[Collected data]
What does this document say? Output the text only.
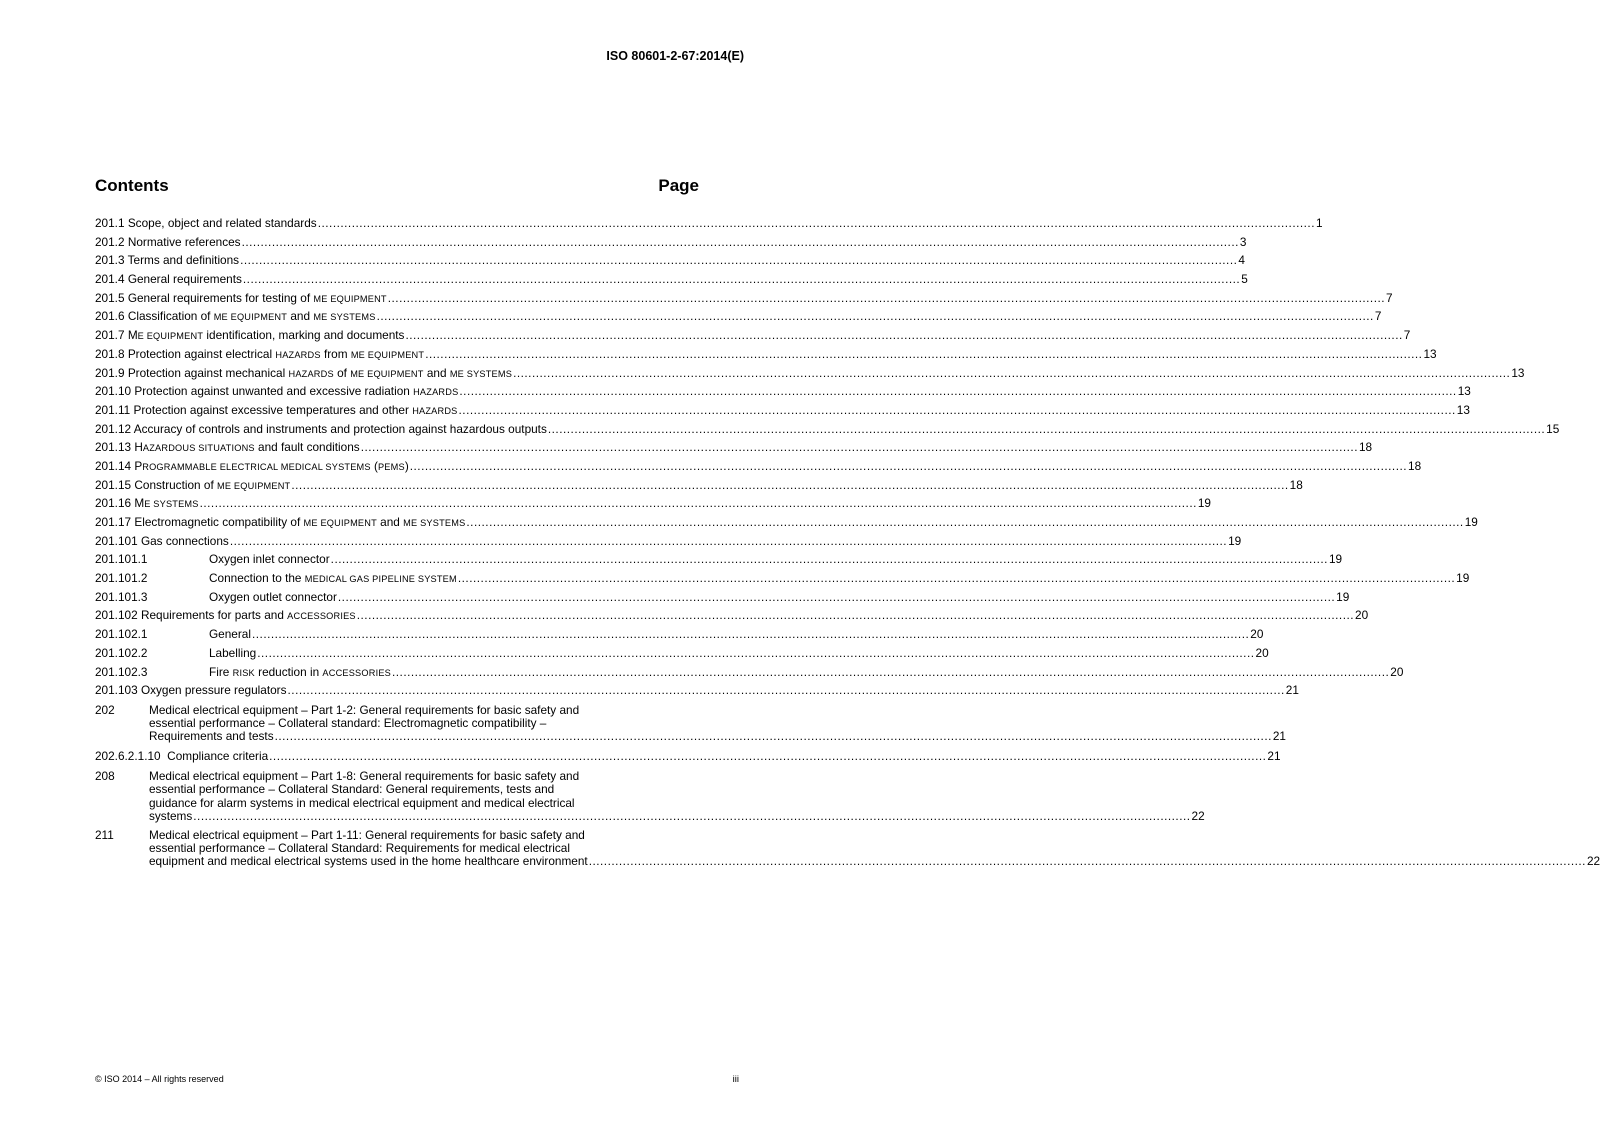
ISO 80601-2-67:2014(E)
Contents	Page
201.1 Scope, object and related standards .....	1
201.2 Normative references .....	3
201.3 Terms and definitions .....	4
201.4 General requirements .....	5
201.5 General requirements for testing of ME EQUIPMENT .....	7
201.6 Classification of ME EQUIPMENT and ME SYSTEMS .....	7
201.7 ME EQUIPMENT identification, marking and documents .....	7
201.8 Protection against electrical HAZARDS from ME EQUIPMENT .....	13
201.9 Protection against mechanical HAZARDS of ME EQUIPMENT and ME SYSTEMS .....	13
201.10 Protection against unwanted and excessive radiation HAZARDS .....	13
201.11 Protection against excessive temperatures and other HAZARDS .....	13
201.12 Accuracy of controls and instruments and protection against hazardous outputs .....	15
201.13 HAZARDOUS SITUATIONS and fault conditions .....	18
201.14 PROGRAMMABLE ELECTRICAL MEDICAL SYSTEMS (PEMS) .....	18
201.15 Construction of ME EQUIPMENT .....	18
201.16 ME SYSTEMS .....	19
201.17 Electromagnetic compatibility of ME EQUIPMENT and ME SYSTEMS .....	19
201.101 Gas connections .....	19
201.101.1	Oxygen inlet connector .....	19
201.101.2	Connection to the MEDICAL GAS PIPELINE SYSTEM .....	19
201.101.3	Oxygen outlet connector .....	19
201.102 Requirements for parts and ACCESSORIES .....	20
201.102.1	General .....	20
201.102.2	Labelling .....	20
201.102.3	Fire RISK reduction in ACCESSORIES .....	20
201.103 Oxygen pressure regulators .....	21
202	Medical electrical equipment – Part 1-2: General requirements for basic safety and
essential performance – Collateral standard: Electromagnetic compatibility –
Requirements and tests .....	21
202.6.2.1.10 Compliance criteria .....	21
208	Medical electrical equipment – Part 1-8: General requirements for basic safety and
essential performance – Collateral Standard: General requirements, tests and
guidance for alarm systems in medical electrical equipment and medical electrical
systems .....	22
211	Medical electrical equipment – Part 1-11: General requirements for basic safety and
essential performance – Collateral Standard: Requirements for medical electrical
equipment and medical electrical systems used in the home healthcare environment .....	22
© ISO 2014 – All rights reserved	iii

__INSTRUCTIONS FOR THE TASK__. Find how many lines in the material hold the word "compatibility" and state that number alone.

__RESPONSE FOR THIS EXERCISE__. 2